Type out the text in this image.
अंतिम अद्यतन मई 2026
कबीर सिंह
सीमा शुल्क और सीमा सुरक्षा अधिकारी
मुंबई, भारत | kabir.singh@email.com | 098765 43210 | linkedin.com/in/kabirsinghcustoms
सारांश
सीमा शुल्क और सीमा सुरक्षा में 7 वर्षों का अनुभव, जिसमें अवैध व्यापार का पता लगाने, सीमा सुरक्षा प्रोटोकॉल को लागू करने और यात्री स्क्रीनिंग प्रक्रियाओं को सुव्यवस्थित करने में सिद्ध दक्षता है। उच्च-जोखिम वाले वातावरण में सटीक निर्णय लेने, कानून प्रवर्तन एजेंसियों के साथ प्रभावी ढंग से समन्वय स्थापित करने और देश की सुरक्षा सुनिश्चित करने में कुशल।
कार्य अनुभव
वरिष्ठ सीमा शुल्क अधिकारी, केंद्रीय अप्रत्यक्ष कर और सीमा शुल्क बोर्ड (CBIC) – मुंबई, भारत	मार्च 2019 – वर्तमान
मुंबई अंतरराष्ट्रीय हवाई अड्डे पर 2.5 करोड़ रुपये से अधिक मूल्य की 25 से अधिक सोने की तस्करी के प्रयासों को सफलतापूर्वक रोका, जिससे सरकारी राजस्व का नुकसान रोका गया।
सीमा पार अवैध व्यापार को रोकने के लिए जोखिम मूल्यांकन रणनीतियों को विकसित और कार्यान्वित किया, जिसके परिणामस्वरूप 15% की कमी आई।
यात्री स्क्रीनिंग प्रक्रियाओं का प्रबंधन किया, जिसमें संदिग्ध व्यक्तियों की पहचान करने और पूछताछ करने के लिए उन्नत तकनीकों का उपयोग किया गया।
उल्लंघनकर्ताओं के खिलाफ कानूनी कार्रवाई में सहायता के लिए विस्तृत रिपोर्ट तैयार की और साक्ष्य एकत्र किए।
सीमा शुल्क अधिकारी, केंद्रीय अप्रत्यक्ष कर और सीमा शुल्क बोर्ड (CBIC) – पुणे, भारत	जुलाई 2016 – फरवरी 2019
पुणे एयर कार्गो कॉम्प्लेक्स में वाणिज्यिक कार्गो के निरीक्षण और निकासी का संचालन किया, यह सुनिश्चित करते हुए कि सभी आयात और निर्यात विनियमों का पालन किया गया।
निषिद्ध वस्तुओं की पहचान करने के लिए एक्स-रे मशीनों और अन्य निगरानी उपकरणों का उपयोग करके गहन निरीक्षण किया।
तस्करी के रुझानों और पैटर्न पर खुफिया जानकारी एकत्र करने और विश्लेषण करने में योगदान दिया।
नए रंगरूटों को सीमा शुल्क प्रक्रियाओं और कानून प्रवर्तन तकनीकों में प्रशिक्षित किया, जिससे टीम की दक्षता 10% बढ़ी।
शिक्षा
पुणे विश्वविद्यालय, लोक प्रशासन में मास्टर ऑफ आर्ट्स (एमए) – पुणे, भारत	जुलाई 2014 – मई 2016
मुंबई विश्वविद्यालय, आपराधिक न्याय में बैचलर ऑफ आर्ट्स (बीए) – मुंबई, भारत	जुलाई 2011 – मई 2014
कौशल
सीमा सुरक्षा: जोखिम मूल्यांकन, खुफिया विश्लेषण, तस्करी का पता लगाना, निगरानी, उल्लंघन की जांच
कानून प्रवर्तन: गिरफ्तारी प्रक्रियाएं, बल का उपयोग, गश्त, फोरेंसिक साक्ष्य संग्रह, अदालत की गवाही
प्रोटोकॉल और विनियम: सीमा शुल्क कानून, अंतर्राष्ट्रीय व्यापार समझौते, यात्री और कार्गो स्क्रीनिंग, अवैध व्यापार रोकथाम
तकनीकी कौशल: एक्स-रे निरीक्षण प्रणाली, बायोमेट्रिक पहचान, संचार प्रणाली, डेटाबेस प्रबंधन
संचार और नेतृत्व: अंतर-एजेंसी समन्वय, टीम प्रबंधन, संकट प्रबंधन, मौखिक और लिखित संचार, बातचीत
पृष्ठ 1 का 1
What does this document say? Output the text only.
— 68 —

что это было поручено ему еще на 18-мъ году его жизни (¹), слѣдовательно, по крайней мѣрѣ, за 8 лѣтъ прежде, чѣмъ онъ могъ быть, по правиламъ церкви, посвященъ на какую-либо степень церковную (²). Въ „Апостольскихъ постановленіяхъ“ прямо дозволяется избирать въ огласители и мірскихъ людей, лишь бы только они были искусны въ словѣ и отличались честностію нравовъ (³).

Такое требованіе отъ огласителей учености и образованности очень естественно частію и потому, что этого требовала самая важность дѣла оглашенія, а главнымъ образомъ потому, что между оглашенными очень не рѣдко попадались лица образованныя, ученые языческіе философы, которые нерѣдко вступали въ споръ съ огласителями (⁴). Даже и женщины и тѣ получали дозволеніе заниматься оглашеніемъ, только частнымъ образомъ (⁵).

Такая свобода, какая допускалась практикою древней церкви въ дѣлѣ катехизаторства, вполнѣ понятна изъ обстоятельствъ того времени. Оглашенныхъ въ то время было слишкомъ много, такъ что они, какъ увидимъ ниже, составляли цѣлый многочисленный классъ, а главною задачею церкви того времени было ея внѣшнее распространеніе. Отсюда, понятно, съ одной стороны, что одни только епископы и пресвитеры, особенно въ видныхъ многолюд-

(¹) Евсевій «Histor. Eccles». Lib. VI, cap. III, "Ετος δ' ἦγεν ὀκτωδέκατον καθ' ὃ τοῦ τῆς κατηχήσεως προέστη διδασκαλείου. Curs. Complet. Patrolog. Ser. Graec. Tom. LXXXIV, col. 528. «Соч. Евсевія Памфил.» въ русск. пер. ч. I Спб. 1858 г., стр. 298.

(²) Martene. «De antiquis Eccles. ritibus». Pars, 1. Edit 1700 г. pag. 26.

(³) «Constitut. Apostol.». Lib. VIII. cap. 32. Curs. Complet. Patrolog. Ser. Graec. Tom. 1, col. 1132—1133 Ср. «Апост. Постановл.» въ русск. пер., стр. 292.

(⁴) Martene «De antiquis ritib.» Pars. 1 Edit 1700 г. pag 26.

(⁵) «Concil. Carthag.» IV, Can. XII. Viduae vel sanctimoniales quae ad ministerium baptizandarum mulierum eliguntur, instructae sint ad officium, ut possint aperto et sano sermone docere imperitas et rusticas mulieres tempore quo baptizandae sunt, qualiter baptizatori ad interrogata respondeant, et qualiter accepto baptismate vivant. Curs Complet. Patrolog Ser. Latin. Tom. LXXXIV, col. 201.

+-------+

Tally the lines of the records holding the word "Curs", then give only the resulting number.

3